A run of records:
= = = = = = =
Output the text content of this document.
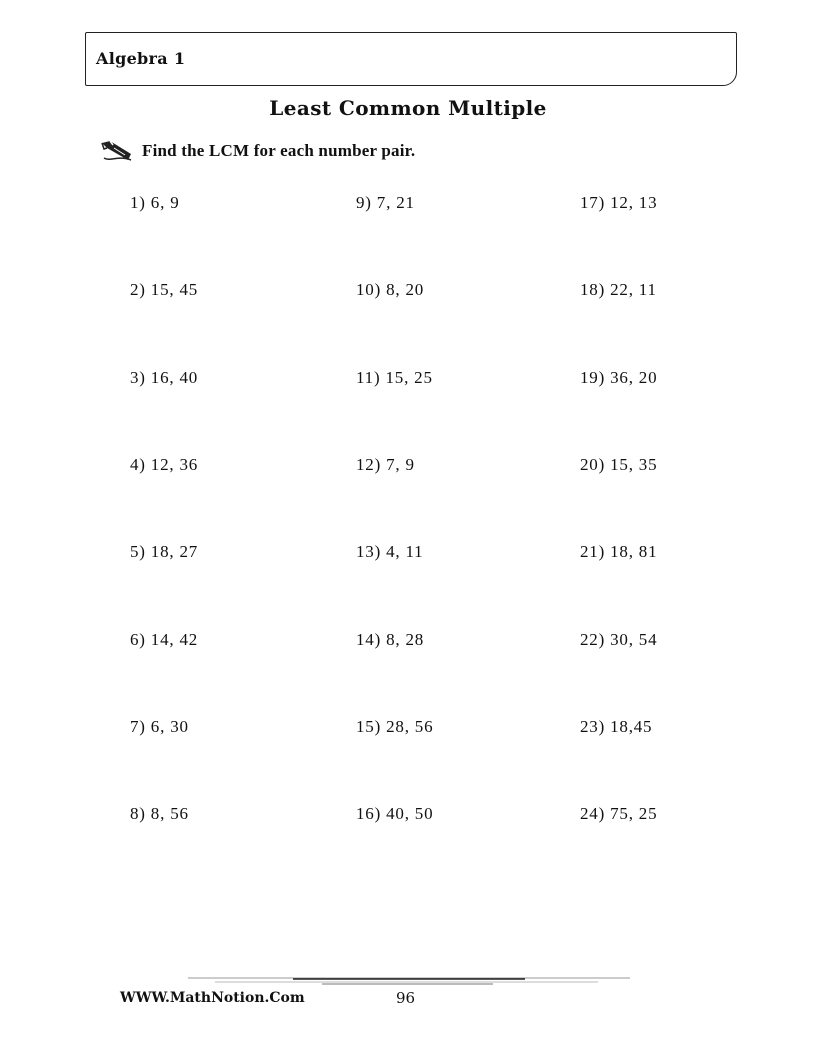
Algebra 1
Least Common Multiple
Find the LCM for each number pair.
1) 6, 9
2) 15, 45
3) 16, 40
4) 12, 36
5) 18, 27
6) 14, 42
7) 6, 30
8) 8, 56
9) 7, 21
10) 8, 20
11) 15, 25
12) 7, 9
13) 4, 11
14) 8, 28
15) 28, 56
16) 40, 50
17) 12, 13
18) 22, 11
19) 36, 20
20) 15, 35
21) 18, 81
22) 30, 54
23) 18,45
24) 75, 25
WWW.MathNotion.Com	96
= = = = = = =
SHORT PROBLEM:
Reproduce the material above in full and without alteration, but skip all pictures.

EXERCISE RESULT:
Output the text content of this document.
Algebra 1
Least Common Multiple
Find the LCM for each number pair.
1) 6, 9
2) 15, 45
3) 16, 40
4) 12, 36
5) 18, 27
6) 14, 42
7) 6, 30
8) 8, 56
9) 7, 21
10) 8, 20
11) 15, 25
12) 7, 9
13) 4, 11
14) 8, 28
15) 28, 56
16) 40, 50
17) 12, 13
18) 22, 11
19) 36, 20
20) 15, 35
21) 18, 81
22) 30, 54
23) 18,45
24) 75, 25
WWW.MathNotion.Com	96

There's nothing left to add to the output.